== Stored items from a collection ==
↓↓↓
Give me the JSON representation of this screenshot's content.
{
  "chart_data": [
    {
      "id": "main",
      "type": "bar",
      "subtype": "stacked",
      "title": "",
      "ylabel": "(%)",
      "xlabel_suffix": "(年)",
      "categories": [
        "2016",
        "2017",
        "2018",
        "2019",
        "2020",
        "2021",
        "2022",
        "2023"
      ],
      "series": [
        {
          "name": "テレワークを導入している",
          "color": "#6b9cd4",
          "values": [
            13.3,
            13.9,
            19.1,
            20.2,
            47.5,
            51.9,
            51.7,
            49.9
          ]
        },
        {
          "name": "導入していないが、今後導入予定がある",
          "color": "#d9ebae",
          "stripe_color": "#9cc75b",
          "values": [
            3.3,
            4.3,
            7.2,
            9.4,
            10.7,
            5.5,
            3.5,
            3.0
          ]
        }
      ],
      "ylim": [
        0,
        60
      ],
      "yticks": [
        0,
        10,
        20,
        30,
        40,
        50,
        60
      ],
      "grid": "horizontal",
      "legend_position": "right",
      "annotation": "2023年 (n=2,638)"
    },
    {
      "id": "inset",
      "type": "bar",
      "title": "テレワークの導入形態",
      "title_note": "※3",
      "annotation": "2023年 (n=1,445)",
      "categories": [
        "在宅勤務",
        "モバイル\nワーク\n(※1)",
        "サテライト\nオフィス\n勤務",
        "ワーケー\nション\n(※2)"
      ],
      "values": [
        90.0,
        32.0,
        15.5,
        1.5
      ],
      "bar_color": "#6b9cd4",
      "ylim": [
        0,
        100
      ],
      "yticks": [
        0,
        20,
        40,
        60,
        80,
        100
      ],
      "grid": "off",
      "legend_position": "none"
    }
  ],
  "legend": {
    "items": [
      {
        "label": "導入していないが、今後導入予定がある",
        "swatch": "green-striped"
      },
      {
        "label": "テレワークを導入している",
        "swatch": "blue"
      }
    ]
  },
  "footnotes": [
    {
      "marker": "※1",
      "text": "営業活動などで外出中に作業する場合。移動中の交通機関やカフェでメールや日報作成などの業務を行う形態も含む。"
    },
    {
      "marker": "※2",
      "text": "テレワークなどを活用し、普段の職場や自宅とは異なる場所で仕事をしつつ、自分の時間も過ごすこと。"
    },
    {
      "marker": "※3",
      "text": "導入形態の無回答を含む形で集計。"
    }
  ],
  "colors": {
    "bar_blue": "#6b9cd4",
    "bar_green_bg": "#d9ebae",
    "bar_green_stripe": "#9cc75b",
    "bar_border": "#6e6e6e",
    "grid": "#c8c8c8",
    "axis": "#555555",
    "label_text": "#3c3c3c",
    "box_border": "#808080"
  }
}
↑↑↑
== Exercise directions ==
Exactly as shown above, return every record.

== Output of the exercise ==
Give me the JSON representation of this screenshot's content.
{
  "chart_data": [
    {
      "id": "main",
      "type": "bar",
      "subtype": "stacked",
      "title": "",
      "ylabel": "(%)",
      "xlabel_suffix": "(年)",
      "categories": [
        "2016",
        "2017",
        "2018",
        "2019",
        "2020",
        "2021",
        "2022",
        "2023"
      ],
      "series": [
        {
          "name": "テレワークを導入している",
          "color": "#6b9cd4",
          "values": [
            13.3,
            13.9,
            19.1,
            20.2,
            47.5,
            51.9,
            51.7,
            49.9
          ]
        },
        {
          "name": "導入していないが、今後導入予定がある",
          "color": "#d9ebae",
          "stripe_color": "#9cc75b",
          "values": [
            3.3,
            4.3,
            7.2,
            9.4,
            10.7,
            5.5,
            3.5,
            3.0
          ]
        }
      ],
      "ylim": [
        0,
        60
      ],
      "yticks": [
        0,
        10,
        20,
        30,
        40,
        50,
        60
      ],
      "grid": "horizontal",
      "legend_position": "right",
      "annotation": "2023年 (n=2,638)"
    },
    {
      "id": "inset",
      "type": "bar",
      "title": "テレワークの導入形態",
      "title_note": "※3",
      "annotation": "2023年 (n=1,445)",
      "categories": [
        "在宅勤務",
        "モバイル\nワーク\n(※1)",
        "サテライト\nオフィス\n勤務",
        "ワーケー\nション\n(※2)"
      ],
      "values": [
        90.0,
        32.0,
        15.5,
        1.5
      ],
      "bar_color": "#6b9cd4",
      "ylim": [
        0,
        100
      ],
      "yticks": [
        0,
        20,
        40,
        60,
        80,
        100
      ],
      "grid": "off",
      "legend_position": "none"
    }
  ],
  "legend": {
    "items": [
      {
        "label": "導入していないが、今後導入予定がある",
        "swatch": "green-striped"
      },
      {
        "label": "テレワークを導入している",
        "swatch": "blue"
      }
    ]
  },
  "footnotes": [
    {
      "marker": "※1",
      "text": "営業活動などで外出中に作業する場合。移動中の交通機関やカフェでメールや日報作成などの業務を行う形態も含む。"
    },
    {
      "marker": "※2",
      "text": "テレワークなどを活用し、普段の職場や自宅とは異なる場所で仕事をしつつ、自分の時間も過ごすこと。"
    },
    {
      "marker": "※3",
      "text": "導入形態の無回答を含む形で集計。"
    }
  ],
  "colors": {
    "bar_blue": "#6b9cd4",
    "bar_green_bg": "#d9ebae",
    "bar_green_stripe": "#9cc75b",
    "bar_border": "#6e6e6e",
    "grid": "#c8c8c8",
    "axis": "#555555",
    "label_text": "#3c3c3c",
    "box_border": "#808080"
  }
}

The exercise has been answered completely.